Exercise brief | Search the data below for "проведения"; list each line that holds it.

# Start of Task inputs

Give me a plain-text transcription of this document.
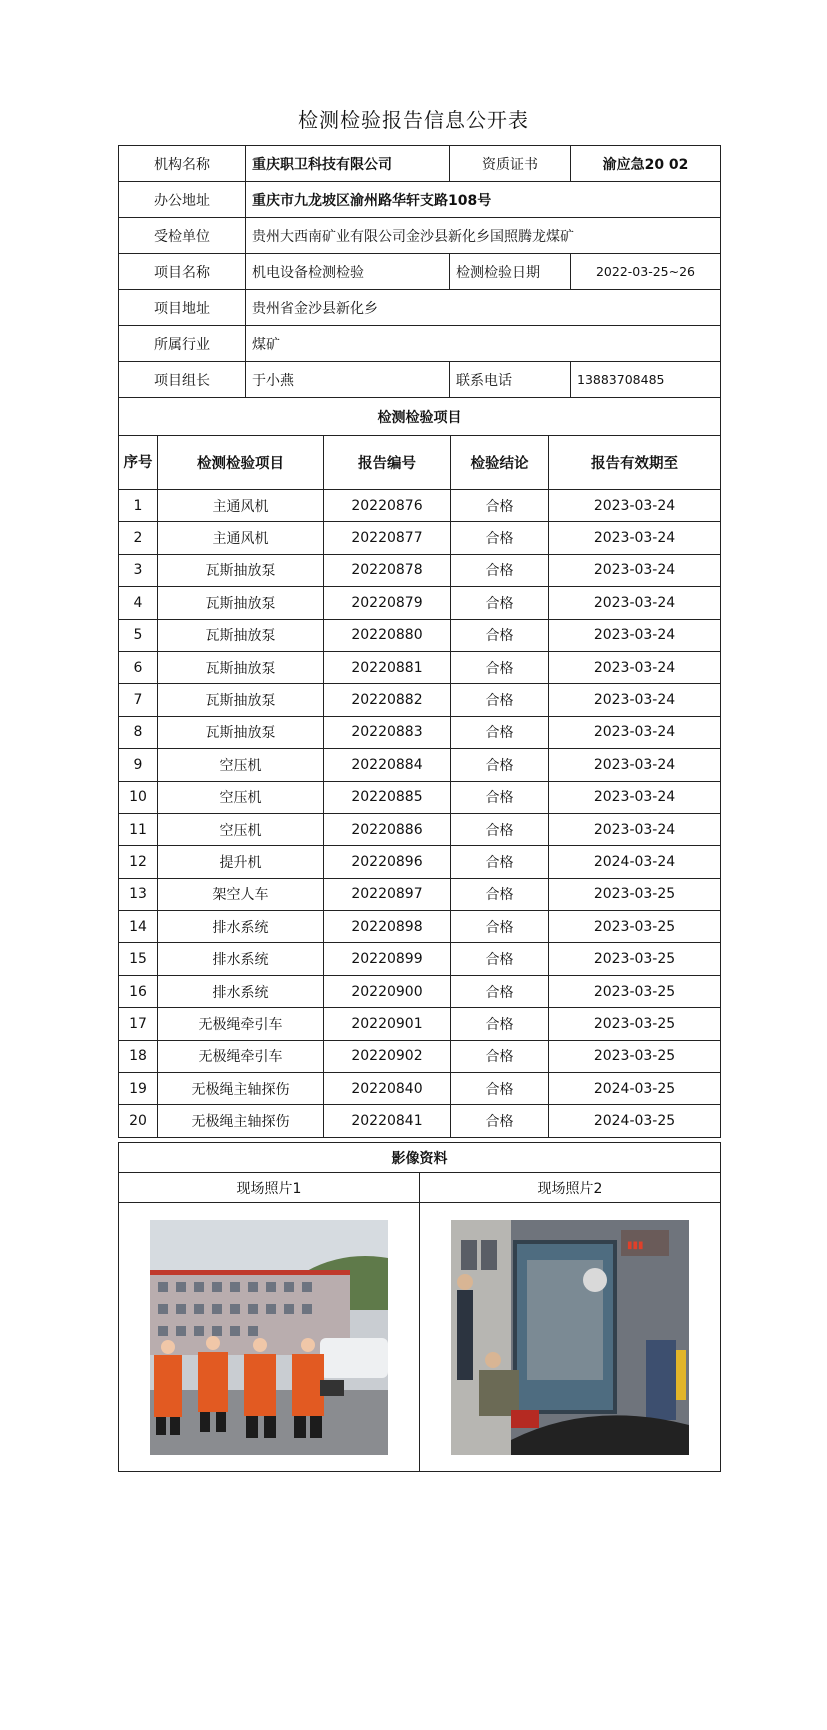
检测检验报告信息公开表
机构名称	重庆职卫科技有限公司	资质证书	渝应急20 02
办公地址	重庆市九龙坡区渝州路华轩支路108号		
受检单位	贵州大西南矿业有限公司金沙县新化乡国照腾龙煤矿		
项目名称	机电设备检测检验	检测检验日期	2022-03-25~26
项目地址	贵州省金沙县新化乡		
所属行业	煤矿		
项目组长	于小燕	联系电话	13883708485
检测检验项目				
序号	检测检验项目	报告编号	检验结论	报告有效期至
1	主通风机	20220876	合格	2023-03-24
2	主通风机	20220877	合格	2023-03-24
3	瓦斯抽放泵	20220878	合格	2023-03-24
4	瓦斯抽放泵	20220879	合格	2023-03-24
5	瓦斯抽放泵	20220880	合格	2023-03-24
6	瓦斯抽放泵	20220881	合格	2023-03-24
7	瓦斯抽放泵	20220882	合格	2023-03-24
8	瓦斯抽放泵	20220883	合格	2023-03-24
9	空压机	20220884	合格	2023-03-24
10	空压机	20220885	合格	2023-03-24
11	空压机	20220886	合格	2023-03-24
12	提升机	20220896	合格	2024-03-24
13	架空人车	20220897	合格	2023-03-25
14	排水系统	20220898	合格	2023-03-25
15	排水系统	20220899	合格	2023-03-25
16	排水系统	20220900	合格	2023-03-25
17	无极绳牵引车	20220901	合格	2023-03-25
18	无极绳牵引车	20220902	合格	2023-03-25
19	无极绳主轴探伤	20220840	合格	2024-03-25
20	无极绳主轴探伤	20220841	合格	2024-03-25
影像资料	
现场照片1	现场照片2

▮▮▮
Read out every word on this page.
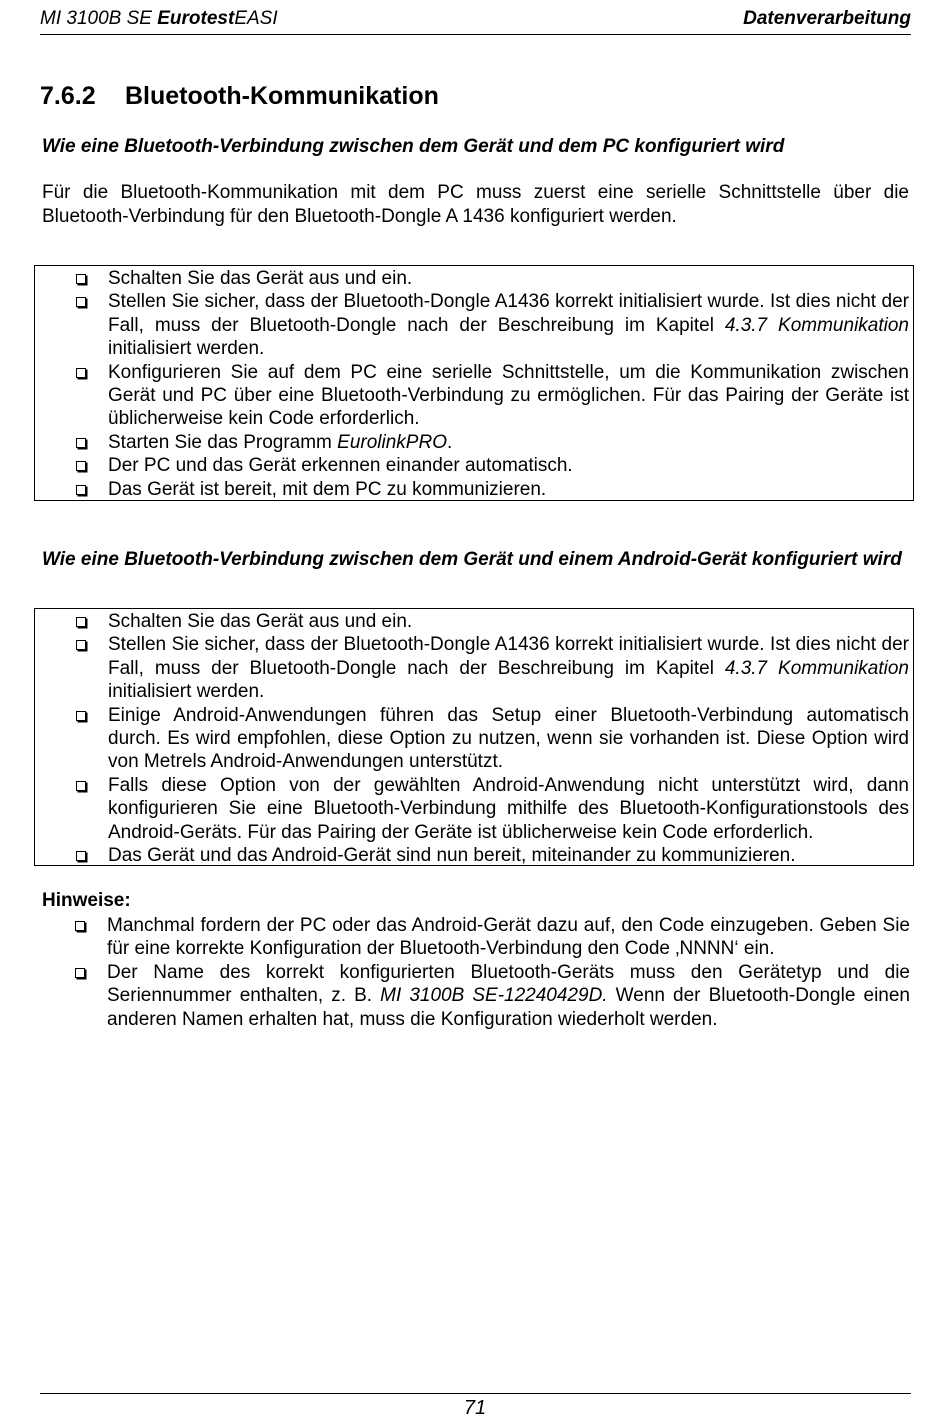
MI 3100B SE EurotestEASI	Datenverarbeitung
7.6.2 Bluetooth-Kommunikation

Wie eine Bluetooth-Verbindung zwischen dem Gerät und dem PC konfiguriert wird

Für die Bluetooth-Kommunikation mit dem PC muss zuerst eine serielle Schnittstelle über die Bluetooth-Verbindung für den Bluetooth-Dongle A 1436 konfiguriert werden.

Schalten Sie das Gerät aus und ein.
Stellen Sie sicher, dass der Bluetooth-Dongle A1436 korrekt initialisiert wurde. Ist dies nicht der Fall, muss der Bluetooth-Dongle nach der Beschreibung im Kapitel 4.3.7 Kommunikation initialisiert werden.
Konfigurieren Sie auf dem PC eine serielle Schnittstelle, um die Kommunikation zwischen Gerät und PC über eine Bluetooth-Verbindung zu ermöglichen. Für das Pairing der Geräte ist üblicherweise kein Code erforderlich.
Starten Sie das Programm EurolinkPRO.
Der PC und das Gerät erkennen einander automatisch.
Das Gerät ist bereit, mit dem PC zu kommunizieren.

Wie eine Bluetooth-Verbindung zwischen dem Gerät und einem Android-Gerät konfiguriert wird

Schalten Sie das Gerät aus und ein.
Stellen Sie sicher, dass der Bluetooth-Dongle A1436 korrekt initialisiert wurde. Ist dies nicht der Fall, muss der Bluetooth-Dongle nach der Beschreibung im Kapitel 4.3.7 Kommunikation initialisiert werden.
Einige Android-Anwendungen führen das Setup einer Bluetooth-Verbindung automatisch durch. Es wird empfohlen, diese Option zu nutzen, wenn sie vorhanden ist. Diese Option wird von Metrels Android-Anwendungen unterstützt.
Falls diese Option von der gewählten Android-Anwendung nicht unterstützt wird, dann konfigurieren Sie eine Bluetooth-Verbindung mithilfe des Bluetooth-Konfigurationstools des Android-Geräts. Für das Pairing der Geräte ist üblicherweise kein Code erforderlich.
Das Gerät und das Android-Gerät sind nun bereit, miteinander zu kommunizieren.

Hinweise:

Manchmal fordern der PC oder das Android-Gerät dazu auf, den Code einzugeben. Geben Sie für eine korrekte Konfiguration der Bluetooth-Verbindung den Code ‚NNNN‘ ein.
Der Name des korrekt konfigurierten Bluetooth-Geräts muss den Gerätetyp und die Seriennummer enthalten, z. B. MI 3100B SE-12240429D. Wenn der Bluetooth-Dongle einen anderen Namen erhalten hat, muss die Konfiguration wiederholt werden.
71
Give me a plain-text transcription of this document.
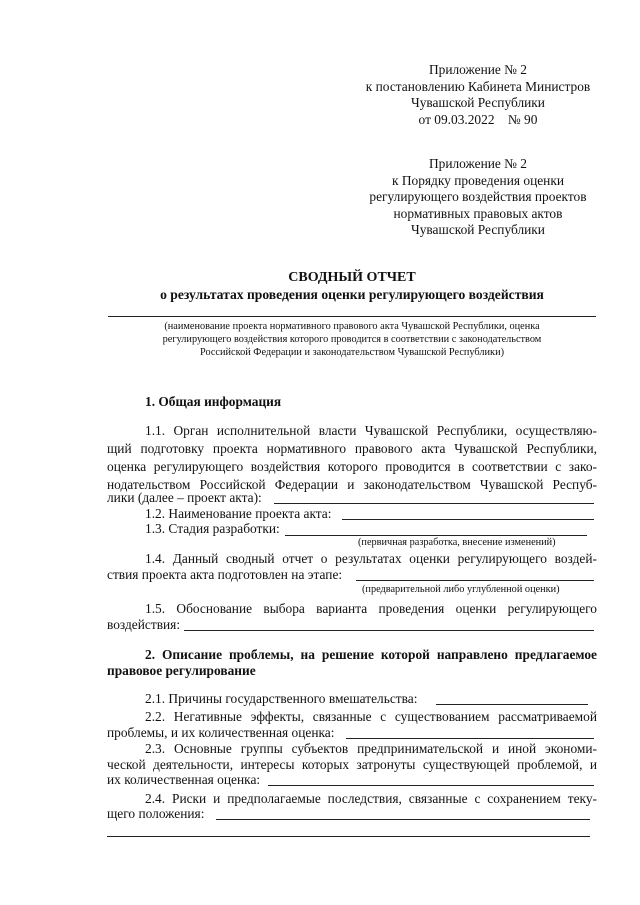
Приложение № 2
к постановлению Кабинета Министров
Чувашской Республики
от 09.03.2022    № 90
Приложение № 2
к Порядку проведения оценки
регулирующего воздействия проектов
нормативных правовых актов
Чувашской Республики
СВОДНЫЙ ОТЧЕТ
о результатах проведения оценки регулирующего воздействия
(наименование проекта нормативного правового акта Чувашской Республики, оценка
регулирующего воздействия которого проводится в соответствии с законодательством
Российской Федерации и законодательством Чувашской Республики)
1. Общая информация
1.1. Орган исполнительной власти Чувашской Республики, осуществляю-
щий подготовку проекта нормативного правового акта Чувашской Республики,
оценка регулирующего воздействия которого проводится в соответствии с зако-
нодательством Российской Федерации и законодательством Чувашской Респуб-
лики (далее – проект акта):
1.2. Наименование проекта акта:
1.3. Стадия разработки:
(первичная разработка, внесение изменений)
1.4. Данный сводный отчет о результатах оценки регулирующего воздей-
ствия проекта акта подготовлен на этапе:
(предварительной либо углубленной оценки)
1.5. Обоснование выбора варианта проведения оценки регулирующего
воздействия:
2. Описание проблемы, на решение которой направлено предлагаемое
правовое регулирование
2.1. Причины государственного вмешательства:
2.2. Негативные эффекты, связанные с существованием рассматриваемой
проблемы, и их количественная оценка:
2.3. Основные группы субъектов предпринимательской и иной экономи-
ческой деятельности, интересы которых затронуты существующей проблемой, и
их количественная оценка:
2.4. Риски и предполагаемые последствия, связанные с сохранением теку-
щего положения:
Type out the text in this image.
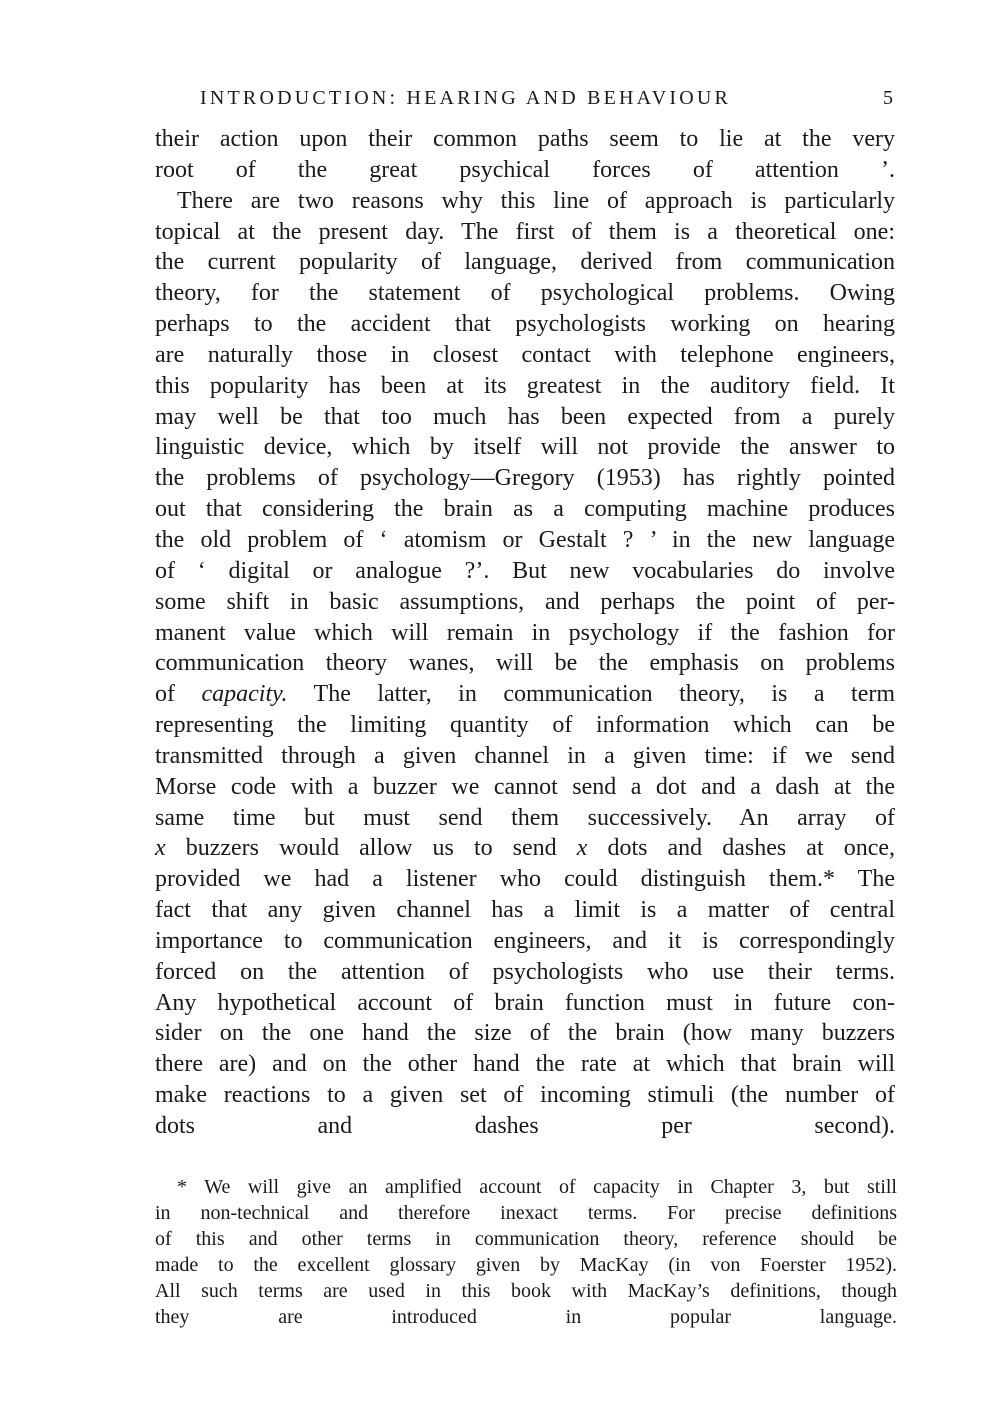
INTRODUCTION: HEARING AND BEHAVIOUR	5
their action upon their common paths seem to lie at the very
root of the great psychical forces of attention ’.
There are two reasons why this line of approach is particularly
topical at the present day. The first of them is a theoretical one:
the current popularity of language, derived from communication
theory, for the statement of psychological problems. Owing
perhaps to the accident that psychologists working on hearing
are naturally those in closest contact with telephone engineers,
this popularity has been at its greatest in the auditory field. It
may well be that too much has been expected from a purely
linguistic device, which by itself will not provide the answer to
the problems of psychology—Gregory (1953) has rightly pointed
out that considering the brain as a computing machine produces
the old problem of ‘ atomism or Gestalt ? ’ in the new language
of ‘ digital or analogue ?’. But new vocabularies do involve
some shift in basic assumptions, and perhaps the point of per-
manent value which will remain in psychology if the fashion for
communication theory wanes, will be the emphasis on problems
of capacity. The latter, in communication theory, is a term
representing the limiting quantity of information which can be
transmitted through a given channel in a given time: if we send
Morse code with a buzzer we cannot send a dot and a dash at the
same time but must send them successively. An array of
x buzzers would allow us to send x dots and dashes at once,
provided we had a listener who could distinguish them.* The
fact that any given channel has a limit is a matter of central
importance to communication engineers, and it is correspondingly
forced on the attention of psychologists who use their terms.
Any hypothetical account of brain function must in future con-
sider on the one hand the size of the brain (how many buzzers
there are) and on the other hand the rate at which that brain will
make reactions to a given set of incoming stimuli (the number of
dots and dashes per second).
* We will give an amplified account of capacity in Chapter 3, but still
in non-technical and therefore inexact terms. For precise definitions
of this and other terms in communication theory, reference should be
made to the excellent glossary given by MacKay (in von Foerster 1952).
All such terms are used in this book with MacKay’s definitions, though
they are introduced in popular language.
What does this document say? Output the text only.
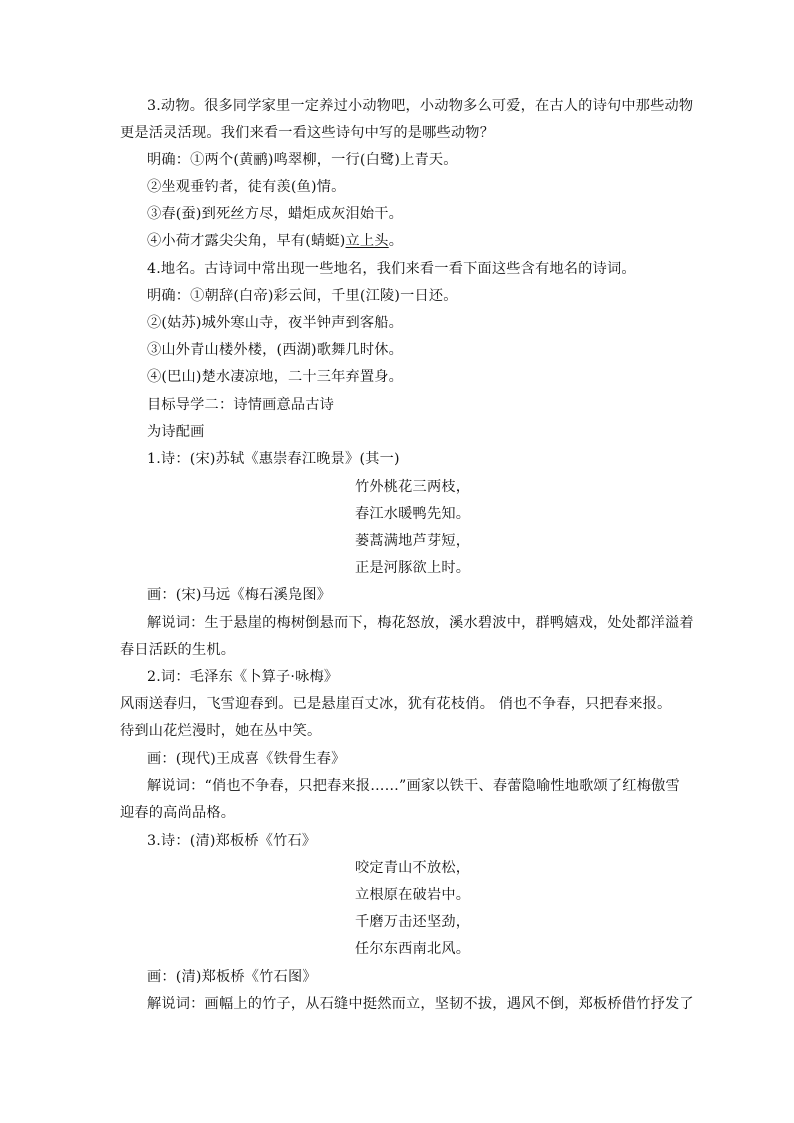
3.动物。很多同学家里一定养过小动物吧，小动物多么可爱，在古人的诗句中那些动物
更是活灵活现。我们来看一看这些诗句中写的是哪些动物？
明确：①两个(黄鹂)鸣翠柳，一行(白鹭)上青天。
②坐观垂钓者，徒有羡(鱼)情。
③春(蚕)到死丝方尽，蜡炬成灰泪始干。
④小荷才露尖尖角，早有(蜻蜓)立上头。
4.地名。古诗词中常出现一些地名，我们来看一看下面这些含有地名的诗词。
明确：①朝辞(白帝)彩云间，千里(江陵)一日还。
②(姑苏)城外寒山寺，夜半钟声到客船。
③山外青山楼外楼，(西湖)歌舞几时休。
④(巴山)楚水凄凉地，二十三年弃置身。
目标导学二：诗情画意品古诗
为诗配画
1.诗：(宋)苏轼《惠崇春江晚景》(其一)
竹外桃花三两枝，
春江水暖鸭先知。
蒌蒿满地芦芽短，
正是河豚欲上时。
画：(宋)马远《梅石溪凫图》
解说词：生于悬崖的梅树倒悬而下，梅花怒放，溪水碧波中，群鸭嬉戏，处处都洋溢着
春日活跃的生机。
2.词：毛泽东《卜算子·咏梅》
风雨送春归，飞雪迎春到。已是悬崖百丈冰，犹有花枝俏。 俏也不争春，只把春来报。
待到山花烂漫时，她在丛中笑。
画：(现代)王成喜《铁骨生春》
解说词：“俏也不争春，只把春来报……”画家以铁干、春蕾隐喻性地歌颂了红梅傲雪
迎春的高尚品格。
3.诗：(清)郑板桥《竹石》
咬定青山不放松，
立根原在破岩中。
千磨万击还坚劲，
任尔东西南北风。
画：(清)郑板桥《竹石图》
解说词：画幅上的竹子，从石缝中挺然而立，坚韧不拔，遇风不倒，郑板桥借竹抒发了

# End of Task inputs

Solved exercise |
к Порядку проведения оценки
о результатах проведения оценки регулирующего воздействия
1.5. Обоснование выбора варианта проведения оценки регулирующего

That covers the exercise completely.